DIRECTIONS FOR THIS TASK - Starting at the top line, return each entry word for word.

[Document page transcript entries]
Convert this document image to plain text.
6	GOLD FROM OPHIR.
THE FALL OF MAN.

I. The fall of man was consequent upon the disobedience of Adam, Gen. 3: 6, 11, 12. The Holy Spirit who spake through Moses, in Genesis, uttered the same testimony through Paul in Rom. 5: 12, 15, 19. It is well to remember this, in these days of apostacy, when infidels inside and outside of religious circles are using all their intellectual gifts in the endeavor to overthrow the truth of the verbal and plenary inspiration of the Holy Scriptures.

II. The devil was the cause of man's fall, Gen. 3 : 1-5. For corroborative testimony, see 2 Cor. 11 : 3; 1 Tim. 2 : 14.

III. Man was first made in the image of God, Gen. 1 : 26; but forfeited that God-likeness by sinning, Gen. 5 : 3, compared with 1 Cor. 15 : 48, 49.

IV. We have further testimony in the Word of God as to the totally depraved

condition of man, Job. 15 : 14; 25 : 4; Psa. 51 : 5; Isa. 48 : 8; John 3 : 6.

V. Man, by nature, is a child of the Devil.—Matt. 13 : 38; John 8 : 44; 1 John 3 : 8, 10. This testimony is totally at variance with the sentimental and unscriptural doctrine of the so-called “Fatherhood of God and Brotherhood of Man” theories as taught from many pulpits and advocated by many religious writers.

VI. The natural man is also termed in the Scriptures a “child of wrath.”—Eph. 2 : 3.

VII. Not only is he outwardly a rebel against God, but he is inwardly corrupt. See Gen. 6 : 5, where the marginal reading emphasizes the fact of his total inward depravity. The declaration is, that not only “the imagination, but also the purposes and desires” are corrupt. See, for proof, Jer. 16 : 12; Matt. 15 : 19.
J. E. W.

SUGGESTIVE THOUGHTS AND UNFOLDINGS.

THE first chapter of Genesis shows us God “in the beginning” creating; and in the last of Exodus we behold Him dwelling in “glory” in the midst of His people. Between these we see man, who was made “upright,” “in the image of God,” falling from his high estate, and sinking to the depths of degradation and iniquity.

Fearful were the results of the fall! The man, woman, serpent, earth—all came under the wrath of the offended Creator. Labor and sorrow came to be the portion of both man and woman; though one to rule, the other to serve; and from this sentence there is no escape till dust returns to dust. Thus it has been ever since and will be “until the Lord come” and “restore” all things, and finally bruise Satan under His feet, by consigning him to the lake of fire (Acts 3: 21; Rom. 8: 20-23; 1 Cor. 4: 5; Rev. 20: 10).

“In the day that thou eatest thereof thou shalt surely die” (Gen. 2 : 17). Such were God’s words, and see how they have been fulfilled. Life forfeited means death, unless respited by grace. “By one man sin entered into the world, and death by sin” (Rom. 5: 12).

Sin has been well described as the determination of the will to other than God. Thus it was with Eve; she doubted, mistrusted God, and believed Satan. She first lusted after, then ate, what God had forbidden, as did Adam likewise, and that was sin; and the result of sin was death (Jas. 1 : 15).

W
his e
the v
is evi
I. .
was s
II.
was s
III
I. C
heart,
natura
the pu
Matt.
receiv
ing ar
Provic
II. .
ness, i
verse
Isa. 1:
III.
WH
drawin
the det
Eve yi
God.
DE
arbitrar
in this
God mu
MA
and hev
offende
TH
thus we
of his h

WRITTEN ANSWER -
Convert this document image to plain text.
6	GOLD FROM OPHIR.
THE FALL OF MAN.

I. The fall of man was consequent upon the disobedience of Adam, Gen. 3: 6, 11, 12. The Holy Spirit who spake through Moses, in Genesis, uttered the same testimony through Paul in Rom. 5: 12, 15, 19. It is well to remember this, in these days of apostacy, when infidels inside and outside of religious circles are using all their intellectual gifts in the endeavor to overthrow the truth of the verbal and plenary inspiration of the Holy Scriptures.

II. The devil was the cause of man's fall, Gen. 3 : 1-5. For corroborative testimony, see 2 Cor. 11 : 3; 1 Tim. 2 : 14.

III. Man was first made in the image of God, Gen. 1 : 26; but forfeited that God-likeness by sinning, Gen. 5 : 3, compared with 1 Cor. 15 : 48, 49.

IV. We have further testimony in the Word of God as to the totally depraved

condition of man, Job. 15 : 14; 25 : 4; Psa. 51 : 5; Isa. 48 : 8; John 3 : 6.

V. Man, by nature, is a child of the Devil.—Matt. 13 : 38; John 8 : 44; 1 John 3 : 8, 10. This testimony is totally at variance with the sentimental and unscriptural doctrine of the so-called “Fatherhood of God and Brotherhood of Man” theories as taught from many pulpits and advocated by many religious writers.

VI. The natural man is also termed in the Scriptures a “child of wrath.”—Eph. 2 : 3.

VII. Not only is he outwardly a rebel against God, but he is inwardly corrupt. See Gen. 6 : 5, where the marginal reading emphasizes the fact of his total inward depravity. The declaration is, that not only “the imagination, but also the purposes and desires” are corrupt. See, for proof, Jer. 16 : 12; Matt. 15 : 19.
J. E. W.

SUGGESTIVE THOUGHTS AND UNFOLDINGS.

THE first chapter of Genesis shows us God “in the beginning” creating; and in the last of Exodus we behold Him dwelling in “glory” in the midst of His people. Between these we see man, who was made “upright,” “in the image of God,” falling from his high estate, and sinking to the depths of degradation and iniquity.

Fearful were the results of the fall! The man, woman, serpent, earth—all came under the wrath of the offended Creator. Labor and sorrow came to be the portion of both man and woman; though one to rule, the other to serve; and from this sentence there is no escape till dust returns to dust. Thus it has been ever since and will be “until the Lord come” and “restore” all things, and finally bruise Satan under His feet, by consigning him to the lake of fire (Acts 3: 21; Rom. 8: 20-23; 1 Cor. 4: 5; Rev. 20: 10).

“In the day that thou eatest thereof thou shalt surely die” (Gen. 2 : 17). Such were God’s words, and see how they have been fulfilled. Life forfeited means death, unless respited by grace. “By one man sin entered into the world, and death by sin” (Rom. 5: 12).

Sin has been well described as the determination of the will to other than God. Thus it was with Eve; she doubted, mistrusted God, and believed Satan. She first lusted after, then ate, what God had forbidden, as did Adam likewise, and that was sin; and the result of sin was death (Jas. 1 : 15).

W
his e
the v
is evi
I. .
was s
II.
was s
III
I. C
heart,
natura
the pu
Matt.
receiv
ing ar
Provic
II. .
ness, i
verse
Isa. 1:
III.
WH
drawin
the det
Eve yi
God.
DE
arbitrar
in this
God mu
MA
and hev
offende
TH
thus we
of his h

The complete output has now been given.